(PROBLEM SET)
• A. Answer these from the text on the Oscars, one per line:
(i) What does the knight on the statuette stand on?
(ii) In what year did the Academy make the name "Oscar" official?
(iii) Which film held the record for the most Academy Awards for a single project until 2004?
• B. Reproduce word for word the part of the text on the Oscars from "That is, where" to "production, and technical.".

(PAGE EXTRACT)
+ + + + + + +
Where did the Oscars come from?
That is, where did those statuettes come from? Messrs. Parsi and Farhadi likely do not know. The Academy of Motion Picture Arts and Sciences designed their statuette as a generic Crusader knight. He holds his broadsword, point down, with both hands on the hilt. The figurine thus stands for excellence in the art of cinema as theater—and for honor. The knight stands on a five-spoked wheel standing for the five parts of filmmaking: writing, directing, acting, production, and technical.
Legend has Margaret Herrick, then the librarian for the Academy, observing that the Crusader knight reminded her of her uncle Oscar. Another legend has Sidney Skolsky giving the statuette a common name to take its winners down several pegs. No one actually knows how the Oscars got their name. In 1939 the Academy made that name official.
As may be: does any Muslim even realize that the Academy Award of Merit resembles, by design, a Crusader knight? One must surely wonder.
Would we miss the Oscars?
For eighty-five years the Academy have handed out the Oscars. The early years, but especially 1934 through 1960, constitute the Golden Age of Hollywood. In that year the Hays Office, or the Production Code Administration, determined to enforce the Motion Picture Production Code in earnest. That Code told producers how they may not sell tickets—with anything prurient or wastefully violent. So they could sell tickets with only one thing: talent. And by all accounts, Hollywood drew talent.
Furthermore, a film might sweep the Oscars in several categories—in acting, directing, and producing, if not necessarily in writing or technique. Ben-Hur (1959) held the record for the most Academy Awards for a single project until 2004.2 More to the point: the Academy honored a producer, director, actor, or whatever, even by nominating him or her for an Oscar.
Today the Hays Office no longer functions. It hasn’t roughly since Alfred Hitchcock’s Psycho (1960) made a sick joke of the Code. After the death of Sir Alfred Hitchcock KBE, filmmaking declined in talent—slowly at first, then precipitously. Rarely does anyone make a film worth watching today.
+ + + + + + +
(DATA SUPPLIED)
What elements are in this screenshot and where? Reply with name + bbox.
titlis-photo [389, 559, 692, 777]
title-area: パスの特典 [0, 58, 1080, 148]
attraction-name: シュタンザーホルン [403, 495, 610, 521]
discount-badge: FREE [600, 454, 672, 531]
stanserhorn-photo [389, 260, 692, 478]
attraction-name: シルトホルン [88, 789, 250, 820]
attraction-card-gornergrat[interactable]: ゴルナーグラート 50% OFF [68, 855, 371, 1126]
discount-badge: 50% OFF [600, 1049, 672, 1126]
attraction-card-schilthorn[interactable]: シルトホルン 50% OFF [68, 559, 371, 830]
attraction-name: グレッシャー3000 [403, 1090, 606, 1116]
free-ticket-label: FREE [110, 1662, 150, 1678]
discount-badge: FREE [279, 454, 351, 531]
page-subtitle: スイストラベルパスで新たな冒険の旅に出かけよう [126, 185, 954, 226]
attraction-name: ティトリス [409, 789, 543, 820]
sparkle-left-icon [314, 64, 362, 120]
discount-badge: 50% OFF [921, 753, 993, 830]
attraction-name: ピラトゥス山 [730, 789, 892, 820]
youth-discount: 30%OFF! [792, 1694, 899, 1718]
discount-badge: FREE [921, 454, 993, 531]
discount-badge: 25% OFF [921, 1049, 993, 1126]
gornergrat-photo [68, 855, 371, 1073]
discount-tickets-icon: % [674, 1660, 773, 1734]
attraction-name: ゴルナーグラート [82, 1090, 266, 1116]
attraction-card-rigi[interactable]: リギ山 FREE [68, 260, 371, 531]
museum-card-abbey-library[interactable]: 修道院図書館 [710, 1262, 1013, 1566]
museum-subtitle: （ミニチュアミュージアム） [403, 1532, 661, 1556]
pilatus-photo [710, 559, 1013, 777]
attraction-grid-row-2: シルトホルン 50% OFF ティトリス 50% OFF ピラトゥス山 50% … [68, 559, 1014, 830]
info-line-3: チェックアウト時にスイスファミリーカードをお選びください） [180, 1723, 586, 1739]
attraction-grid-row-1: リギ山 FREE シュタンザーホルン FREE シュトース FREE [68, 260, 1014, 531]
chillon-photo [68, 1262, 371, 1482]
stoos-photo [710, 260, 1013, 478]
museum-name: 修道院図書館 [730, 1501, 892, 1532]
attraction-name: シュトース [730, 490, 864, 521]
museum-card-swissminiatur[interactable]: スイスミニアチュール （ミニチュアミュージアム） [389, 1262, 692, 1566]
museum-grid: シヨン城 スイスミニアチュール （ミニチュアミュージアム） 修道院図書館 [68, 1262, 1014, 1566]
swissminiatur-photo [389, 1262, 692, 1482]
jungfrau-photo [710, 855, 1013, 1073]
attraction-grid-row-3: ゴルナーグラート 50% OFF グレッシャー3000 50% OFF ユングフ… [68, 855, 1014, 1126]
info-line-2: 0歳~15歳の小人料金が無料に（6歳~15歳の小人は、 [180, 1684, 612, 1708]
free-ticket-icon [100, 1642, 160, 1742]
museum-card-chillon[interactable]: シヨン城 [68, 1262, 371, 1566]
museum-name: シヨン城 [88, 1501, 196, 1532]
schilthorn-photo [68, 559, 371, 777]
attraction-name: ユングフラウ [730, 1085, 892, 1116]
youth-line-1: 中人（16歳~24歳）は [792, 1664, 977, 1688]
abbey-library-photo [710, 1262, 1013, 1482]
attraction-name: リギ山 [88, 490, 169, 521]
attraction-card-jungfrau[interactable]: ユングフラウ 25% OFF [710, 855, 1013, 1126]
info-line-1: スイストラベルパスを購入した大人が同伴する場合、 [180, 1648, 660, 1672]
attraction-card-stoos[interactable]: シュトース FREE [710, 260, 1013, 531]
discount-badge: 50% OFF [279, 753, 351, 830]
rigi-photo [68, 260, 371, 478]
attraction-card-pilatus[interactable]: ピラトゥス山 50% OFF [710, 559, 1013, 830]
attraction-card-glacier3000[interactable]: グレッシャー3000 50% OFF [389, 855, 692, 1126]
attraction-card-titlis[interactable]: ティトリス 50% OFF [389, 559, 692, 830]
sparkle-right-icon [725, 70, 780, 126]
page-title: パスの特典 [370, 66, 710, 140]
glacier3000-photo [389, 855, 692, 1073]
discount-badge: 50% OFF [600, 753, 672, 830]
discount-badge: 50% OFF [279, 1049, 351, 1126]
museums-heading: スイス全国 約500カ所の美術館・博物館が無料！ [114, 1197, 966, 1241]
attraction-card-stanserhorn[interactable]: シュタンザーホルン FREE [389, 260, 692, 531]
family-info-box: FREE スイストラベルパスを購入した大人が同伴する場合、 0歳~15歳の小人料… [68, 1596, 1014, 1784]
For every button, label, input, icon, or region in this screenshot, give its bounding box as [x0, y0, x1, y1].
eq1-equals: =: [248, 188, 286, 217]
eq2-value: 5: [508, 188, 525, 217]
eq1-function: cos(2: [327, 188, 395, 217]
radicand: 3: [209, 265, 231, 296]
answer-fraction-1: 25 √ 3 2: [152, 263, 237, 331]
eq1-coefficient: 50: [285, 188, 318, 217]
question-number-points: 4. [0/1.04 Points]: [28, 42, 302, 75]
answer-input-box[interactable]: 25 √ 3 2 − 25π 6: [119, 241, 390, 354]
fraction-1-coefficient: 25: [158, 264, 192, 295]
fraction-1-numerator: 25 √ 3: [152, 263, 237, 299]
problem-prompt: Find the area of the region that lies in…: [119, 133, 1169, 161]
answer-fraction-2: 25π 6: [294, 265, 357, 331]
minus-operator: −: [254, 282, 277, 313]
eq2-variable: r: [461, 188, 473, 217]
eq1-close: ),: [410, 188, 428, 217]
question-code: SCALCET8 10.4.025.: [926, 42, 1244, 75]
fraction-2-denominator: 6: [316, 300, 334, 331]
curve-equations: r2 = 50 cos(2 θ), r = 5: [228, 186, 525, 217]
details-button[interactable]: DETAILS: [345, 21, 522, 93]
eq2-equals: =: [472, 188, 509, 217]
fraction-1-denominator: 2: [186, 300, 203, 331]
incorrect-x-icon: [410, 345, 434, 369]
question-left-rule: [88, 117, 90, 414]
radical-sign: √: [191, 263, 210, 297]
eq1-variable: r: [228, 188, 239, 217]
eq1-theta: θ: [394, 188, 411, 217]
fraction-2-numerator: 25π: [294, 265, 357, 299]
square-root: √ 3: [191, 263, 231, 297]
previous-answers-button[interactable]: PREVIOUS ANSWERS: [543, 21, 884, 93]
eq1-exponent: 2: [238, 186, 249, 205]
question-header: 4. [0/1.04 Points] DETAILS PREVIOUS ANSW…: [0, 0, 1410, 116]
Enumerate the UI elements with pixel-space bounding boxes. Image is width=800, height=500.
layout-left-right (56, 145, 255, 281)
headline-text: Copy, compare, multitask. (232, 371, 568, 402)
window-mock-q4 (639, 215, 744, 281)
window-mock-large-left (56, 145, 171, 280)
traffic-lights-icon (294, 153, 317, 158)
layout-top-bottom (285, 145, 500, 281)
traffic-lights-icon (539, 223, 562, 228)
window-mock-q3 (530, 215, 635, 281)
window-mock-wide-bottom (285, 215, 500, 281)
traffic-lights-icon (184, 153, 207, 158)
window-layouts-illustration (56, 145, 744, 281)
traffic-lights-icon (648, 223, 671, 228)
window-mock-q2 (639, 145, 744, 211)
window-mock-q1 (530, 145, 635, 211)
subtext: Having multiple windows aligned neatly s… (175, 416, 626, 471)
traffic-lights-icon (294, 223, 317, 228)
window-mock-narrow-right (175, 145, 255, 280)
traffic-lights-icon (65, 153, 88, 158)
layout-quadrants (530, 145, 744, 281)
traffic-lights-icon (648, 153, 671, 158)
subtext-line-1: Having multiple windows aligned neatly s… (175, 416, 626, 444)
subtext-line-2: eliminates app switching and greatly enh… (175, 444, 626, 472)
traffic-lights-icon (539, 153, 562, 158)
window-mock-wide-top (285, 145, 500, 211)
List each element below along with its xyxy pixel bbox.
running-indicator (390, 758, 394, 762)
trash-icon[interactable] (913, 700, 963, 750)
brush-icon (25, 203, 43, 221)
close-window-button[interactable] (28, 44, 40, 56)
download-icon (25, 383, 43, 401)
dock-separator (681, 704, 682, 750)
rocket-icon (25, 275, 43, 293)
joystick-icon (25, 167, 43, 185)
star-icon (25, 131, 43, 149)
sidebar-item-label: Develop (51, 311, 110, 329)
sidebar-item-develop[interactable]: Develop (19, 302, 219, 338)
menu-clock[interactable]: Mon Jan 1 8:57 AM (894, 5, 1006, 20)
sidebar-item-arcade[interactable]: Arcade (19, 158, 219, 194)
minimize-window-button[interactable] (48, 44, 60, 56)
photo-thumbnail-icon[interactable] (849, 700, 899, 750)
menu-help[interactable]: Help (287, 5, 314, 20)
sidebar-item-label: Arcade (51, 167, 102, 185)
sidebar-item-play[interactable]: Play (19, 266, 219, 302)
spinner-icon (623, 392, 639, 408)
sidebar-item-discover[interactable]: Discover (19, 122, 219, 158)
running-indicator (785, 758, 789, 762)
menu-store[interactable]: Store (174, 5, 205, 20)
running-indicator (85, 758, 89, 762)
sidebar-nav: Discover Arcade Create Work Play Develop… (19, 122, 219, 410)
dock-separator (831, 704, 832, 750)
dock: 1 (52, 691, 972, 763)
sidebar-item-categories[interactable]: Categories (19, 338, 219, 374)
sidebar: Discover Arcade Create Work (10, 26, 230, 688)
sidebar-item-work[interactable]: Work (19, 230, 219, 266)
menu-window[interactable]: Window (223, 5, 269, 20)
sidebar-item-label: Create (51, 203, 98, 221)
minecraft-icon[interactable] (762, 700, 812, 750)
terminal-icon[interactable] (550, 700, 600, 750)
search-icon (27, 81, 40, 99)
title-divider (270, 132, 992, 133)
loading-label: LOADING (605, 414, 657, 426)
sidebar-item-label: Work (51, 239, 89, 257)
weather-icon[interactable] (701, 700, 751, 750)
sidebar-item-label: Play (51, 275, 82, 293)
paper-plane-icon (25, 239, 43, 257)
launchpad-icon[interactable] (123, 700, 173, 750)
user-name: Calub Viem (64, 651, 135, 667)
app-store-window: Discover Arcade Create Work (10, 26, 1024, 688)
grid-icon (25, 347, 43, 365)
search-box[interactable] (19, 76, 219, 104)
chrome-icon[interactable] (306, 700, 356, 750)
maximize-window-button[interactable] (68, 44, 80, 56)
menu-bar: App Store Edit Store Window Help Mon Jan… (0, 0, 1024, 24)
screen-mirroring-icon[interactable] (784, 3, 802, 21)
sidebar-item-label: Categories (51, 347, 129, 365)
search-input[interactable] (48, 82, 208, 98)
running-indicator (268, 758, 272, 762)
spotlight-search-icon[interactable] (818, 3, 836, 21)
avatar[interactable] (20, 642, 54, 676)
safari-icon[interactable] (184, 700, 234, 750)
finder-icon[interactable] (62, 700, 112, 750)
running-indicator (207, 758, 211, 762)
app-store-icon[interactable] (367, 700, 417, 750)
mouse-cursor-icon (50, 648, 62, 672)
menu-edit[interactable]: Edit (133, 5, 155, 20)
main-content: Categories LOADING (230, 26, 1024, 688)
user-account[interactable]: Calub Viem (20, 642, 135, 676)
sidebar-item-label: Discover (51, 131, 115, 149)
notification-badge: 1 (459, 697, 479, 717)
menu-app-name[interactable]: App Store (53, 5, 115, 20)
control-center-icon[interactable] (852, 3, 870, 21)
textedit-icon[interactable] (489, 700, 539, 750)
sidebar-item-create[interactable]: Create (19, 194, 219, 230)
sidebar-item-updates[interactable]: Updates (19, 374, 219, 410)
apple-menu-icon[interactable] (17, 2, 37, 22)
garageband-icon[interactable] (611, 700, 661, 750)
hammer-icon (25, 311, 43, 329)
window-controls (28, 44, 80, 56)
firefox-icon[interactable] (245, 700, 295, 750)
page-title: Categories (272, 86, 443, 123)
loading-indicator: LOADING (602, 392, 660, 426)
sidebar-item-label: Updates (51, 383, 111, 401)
+ + + + + + +
(ANSWERS TO THE EXERCISE)
• A.
(i) A five-spoked wheel.
(ii) 1939.
(iii) Ben-Hur (1959).

• B.
That is, where did those statuettes come from? Messrs. Parsi and Farhadi likely do not know. The Academy of Motion Picture Arts and Sciences designed their statuette as a generic Crusader knight. He holds his broadsword, point down, with both hands on the hilt. The figurine thus stands for excellence in the art of cinema as theater—and for honor. The knight stands on a five-spoked wheel standing for the five parts of filmmaking: writing, directing, acting, production, and technical.